### Given records

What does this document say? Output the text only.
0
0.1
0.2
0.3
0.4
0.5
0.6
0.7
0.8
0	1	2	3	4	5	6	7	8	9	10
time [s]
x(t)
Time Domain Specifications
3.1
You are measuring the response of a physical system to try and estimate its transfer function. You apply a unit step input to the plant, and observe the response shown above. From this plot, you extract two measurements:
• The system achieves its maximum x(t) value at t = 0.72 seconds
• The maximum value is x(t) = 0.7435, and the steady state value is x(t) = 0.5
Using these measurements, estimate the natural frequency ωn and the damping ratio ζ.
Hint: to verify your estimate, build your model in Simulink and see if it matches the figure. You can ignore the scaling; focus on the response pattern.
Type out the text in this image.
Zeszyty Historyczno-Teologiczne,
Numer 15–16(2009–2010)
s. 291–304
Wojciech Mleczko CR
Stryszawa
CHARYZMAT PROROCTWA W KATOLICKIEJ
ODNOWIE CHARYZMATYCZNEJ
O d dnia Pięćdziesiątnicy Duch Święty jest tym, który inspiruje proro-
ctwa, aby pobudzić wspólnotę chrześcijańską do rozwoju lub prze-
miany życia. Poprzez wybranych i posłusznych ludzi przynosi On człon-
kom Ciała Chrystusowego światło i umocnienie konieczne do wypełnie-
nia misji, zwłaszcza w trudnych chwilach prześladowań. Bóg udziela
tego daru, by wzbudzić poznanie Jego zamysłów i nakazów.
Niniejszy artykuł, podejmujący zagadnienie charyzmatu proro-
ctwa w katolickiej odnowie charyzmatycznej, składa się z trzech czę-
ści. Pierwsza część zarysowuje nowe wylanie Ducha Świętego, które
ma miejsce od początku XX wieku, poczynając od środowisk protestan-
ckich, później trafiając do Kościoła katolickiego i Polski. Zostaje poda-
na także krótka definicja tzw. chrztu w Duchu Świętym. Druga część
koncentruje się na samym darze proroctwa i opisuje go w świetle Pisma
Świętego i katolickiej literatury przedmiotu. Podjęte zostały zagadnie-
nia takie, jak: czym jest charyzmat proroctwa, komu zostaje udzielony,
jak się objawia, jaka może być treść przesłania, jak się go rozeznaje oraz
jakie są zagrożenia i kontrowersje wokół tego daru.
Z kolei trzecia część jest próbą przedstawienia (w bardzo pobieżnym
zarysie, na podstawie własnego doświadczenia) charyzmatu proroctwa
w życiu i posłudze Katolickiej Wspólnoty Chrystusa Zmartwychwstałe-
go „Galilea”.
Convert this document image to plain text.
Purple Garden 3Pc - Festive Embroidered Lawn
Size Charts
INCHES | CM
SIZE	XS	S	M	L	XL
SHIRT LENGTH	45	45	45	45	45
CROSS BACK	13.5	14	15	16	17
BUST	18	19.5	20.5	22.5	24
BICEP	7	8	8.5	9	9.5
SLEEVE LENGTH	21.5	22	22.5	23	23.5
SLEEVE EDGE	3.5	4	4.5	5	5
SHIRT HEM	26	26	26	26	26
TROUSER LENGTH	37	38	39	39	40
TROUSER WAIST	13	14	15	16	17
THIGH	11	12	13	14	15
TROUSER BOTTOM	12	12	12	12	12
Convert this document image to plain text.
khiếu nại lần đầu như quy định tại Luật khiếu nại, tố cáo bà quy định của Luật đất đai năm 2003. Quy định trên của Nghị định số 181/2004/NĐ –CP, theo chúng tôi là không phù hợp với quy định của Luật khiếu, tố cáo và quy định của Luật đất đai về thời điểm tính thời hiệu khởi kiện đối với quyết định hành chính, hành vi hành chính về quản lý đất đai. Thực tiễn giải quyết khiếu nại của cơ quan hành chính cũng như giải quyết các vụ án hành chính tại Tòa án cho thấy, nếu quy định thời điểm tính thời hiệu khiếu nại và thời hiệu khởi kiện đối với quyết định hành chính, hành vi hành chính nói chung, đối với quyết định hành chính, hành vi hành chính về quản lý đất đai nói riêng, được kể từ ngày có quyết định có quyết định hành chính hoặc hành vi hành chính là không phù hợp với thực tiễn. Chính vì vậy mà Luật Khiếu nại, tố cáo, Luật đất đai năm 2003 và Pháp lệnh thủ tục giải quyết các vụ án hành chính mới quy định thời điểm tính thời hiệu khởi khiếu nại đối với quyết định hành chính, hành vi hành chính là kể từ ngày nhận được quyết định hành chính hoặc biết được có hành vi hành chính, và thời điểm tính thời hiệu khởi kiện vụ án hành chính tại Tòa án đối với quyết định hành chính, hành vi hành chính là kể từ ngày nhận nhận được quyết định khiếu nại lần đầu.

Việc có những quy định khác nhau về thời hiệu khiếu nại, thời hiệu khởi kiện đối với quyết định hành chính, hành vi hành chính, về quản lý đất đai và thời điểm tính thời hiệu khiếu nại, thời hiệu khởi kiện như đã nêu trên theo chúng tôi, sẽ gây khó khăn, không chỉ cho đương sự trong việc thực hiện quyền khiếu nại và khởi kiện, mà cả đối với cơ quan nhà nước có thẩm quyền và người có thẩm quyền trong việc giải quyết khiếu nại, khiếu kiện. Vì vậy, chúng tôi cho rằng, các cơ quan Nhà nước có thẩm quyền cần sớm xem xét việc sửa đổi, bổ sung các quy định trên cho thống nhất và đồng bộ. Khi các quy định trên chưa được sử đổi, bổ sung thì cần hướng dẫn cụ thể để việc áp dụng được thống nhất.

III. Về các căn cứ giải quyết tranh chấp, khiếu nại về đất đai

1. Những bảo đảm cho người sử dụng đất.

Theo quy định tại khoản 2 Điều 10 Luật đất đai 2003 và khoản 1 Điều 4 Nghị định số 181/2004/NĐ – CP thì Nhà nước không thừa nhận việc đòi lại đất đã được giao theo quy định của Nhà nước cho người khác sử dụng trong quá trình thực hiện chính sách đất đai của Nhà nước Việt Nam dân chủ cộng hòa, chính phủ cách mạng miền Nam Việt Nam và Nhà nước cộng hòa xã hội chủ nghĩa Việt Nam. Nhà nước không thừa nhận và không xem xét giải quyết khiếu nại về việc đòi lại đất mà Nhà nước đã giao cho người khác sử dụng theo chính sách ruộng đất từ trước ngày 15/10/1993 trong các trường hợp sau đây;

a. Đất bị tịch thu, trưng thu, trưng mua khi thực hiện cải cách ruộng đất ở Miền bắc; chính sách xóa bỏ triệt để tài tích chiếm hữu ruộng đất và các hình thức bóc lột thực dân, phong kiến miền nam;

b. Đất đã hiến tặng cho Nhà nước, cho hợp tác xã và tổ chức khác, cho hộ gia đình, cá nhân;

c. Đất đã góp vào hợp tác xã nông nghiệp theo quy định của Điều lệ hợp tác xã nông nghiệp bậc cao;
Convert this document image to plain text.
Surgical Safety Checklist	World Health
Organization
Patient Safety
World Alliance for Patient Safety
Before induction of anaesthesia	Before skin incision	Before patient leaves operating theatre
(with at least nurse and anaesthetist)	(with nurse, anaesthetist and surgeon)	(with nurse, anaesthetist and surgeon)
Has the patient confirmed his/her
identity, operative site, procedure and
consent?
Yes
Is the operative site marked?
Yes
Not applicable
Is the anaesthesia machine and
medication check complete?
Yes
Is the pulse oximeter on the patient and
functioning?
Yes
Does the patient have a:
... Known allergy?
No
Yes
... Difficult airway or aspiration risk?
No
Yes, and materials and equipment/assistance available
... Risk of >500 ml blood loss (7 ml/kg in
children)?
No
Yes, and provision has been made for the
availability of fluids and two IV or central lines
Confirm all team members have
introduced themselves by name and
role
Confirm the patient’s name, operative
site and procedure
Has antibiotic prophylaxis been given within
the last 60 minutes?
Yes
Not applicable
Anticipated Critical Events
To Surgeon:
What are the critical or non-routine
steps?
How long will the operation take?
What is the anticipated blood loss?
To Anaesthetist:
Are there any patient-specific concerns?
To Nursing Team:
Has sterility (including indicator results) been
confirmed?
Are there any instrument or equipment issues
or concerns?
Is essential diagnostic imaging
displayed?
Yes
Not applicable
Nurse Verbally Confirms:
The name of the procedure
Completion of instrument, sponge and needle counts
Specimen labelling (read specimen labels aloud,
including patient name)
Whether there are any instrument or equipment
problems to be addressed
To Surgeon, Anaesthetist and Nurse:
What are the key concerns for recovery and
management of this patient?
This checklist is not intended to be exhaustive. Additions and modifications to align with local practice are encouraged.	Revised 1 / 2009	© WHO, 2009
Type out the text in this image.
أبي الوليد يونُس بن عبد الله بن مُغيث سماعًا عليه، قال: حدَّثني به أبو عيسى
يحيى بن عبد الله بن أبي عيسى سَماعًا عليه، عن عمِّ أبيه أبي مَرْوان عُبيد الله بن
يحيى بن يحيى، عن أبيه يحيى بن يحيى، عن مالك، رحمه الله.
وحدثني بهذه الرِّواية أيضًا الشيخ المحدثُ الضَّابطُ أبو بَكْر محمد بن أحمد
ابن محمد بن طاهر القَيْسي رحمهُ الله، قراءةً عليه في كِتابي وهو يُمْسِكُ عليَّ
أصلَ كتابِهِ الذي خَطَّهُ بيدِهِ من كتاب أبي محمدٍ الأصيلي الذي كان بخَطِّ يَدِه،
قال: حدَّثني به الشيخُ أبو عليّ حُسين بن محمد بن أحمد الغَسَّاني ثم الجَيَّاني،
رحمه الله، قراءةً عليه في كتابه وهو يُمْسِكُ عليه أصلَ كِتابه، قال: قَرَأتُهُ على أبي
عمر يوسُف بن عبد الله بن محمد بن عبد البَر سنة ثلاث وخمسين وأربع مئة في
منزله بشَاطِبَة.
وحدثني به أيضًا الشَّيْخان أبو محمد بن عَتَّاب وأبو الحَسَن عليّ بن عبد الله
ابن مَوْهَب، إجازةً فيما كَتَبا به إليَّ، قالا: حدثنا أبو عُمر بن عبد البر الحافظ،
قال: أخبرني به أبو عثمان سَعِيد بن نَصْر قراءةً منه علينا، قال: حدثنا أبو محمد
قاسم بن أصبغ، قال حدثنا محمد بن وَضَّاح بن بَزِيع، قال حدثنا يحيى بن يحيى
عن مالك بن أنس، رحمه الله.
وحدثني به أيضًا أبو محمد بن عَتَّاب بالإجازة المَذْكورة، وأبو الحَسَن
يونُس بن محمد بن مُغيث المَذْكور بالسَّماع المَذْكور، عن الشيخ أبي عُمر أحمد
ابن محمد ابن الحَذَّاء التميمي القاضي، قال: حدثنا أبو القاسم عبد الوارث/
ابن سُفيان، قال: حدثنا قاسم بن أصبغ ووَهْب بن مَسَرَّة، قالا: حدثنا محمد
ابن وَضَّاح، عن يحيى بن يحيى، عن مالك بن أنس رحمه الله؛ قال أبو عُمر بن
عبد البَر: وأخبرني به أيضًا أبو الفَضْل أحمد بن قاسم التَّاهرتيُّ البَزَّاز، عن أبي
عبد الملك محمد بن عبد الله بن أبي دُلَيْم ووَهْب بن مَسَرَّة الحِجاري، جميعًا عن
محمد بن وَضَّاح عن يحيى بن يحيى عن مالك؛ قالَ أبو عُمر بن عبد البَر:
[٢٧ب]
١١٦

######

## Problem to solve
Copy all lines above containing the string "jest".

## Answer to the exercise
O d dnia Pięćdziesiątnicy Duch Święty jest tym, który inspiruje proro-
nia takie, jak: czym jest charyzmat proroctwa, komu zostaje udzielony,
Z kolei trzecia część jest próbą przedstawienia (w bardzo pobieżnym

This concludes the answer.